## SHORT EXERCISE
In the records below, copy the lines exactly, starting at the line that contains "What elements are" and ending after the line that contains "y-tick-label: 60: [35, 92, 56, 110]". Leave the pictures out of your copy.

## TASK INPUTS
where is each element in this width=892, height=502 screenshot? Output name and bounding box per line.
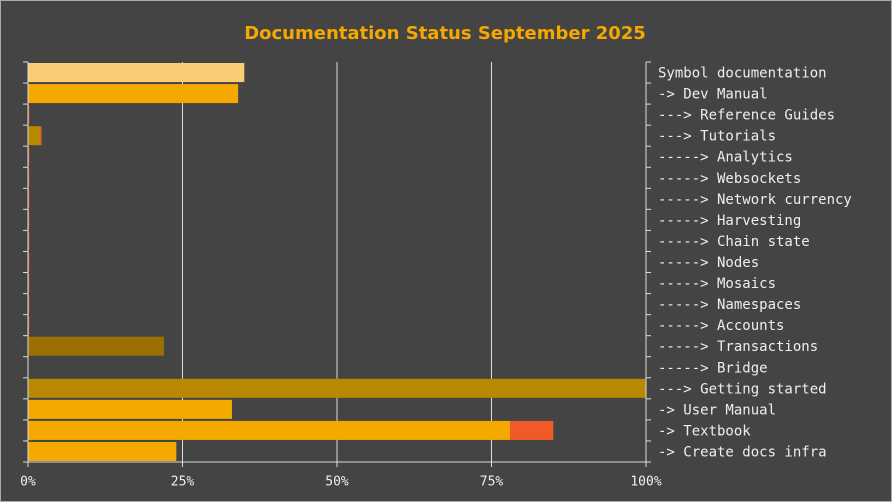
* * *
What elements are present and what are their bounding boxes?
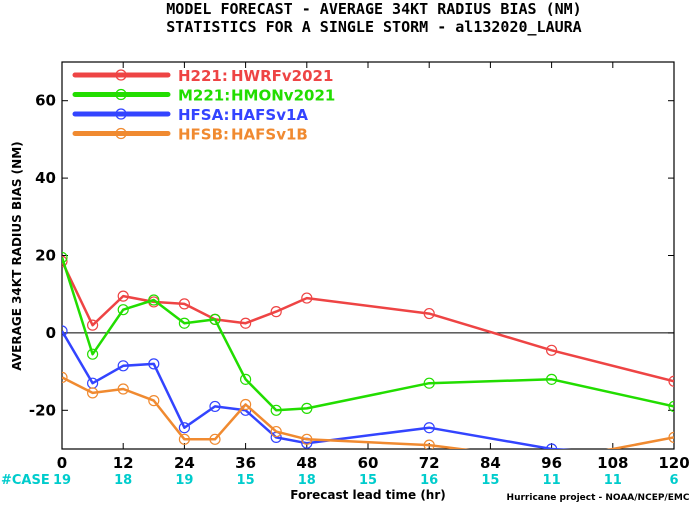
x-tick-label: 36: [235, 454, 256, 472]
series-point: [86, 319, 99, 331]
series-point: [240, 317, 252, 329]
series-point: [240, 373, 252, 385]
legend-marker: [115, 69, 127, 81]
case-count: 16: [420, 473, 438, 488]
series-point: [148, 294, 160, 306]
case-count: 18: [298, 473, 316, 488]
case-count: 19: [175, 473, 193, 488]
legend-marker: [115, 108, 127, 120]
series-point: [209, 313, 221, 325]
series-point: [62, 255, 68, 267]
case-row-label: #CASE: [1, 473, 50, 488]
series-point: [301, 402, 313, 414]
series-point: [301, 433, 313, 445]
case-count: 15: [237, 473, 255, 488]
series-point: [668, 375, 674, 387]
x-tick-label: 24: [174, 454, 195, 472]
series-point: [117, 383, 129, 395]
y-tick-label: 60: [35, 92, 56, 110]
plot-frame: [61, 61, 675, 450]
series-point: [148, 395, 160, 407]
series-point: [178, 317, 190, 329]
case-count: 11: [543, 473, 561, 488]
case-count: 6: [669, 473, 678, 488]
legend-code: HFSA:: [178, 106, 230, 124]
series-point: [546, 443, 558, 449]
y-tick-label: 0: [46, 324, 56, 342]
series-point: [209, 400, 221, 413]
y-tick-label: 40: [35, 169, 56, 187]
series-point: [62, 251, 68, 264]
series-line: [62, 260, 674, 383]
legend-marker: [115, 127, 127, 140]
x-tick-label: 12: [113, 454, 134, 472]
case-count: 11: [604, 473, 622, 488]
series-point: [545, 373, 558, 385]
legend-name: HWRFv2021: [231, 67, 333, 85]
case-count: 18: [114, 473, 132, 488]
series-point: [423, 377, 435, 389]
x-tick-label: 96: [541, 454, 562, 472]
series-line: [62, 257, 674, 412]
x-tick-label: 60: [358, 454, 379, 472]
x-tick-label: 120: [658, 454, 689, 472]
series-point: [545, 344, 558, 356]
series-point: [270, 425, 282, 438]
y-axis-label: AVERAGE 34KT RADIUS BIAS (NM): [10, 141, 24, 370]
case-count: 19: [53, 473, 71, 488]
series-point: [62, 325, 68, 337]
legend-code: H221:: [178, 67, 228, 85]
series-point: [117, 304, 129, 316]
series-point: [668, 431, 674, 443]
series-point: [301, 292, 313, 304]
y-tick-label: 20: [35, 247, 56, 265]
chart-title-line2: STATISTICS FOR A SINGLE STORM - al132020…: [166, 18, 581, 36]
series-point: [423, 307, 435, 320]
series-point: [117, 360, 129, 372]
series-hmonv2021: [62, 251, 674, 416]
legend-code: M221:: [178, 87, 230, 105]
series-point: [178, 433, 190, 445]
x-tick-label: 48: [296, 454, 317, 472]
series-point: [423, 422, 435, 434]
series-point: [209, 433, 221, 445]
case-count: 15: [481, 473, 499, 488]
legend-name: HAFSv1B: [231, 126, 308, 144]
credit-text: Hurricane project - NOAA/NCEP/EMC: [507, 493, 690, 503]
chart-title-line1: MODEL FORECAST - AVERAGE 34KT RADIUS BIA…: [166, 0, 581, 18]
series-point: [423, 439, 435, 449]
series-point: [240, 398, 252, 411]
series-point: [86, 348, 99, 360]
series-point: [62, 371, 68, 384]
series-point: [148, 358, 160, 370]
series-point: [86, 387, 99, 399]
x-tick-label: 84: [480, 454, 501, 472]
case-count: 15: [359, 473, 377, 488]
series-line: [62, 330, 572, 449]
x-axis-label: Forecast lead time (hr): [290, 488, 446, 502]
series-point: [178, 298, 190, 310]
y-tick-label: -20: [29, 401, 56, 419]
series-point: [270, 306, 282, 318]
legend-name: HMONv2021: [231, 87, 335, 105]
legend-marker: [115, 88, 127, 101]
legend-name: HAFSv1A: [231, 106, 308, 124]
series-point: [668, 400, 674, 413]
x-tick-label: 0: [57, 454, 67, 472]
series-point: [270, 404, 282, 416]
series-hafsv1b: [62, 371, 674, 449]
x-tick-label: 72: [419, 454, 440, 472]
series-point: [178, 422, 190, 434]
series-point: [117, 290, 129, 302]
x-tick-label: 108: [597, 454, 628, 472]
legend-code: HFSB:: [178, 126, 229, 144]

## RESPONSE
What elements are present and what are their bounding boxes?
x-tick-label: 36: [235, 454, 256, 472]
series-point: [86, 319, 99, 331]
series-point: [240, 317, 252, 329]
series-point: [240, 373, 252, 385]
legend-marker: [115, 69, 127, 81]
case-count: 16: [420, 473, 438, 488]
series-point: [148, 294, 160, 306]
case-count: 18: [298, 473, 316, 488]
case-count: 19: [175, 473, 193, 488]
legend-marker: [115, 108, 127, 120]
series-point: [209, 313, 221, 325]
series-point: [62, 255, 68, 267]
case-row-label: #CASE: [1, 473, 50, 488]
series-point: [301, 402, 313, 414]
series-point: [301, 433, 313, 445]
case-count: 15: [237, 473, 255, 488]
series-point: [668, 375, 674, 387]
x-tick-label: 24: [174, 454, 195, 472]
series-point: [117, 383, 129, 395]
y-tick-label: 60: [35, 92, 56, 110]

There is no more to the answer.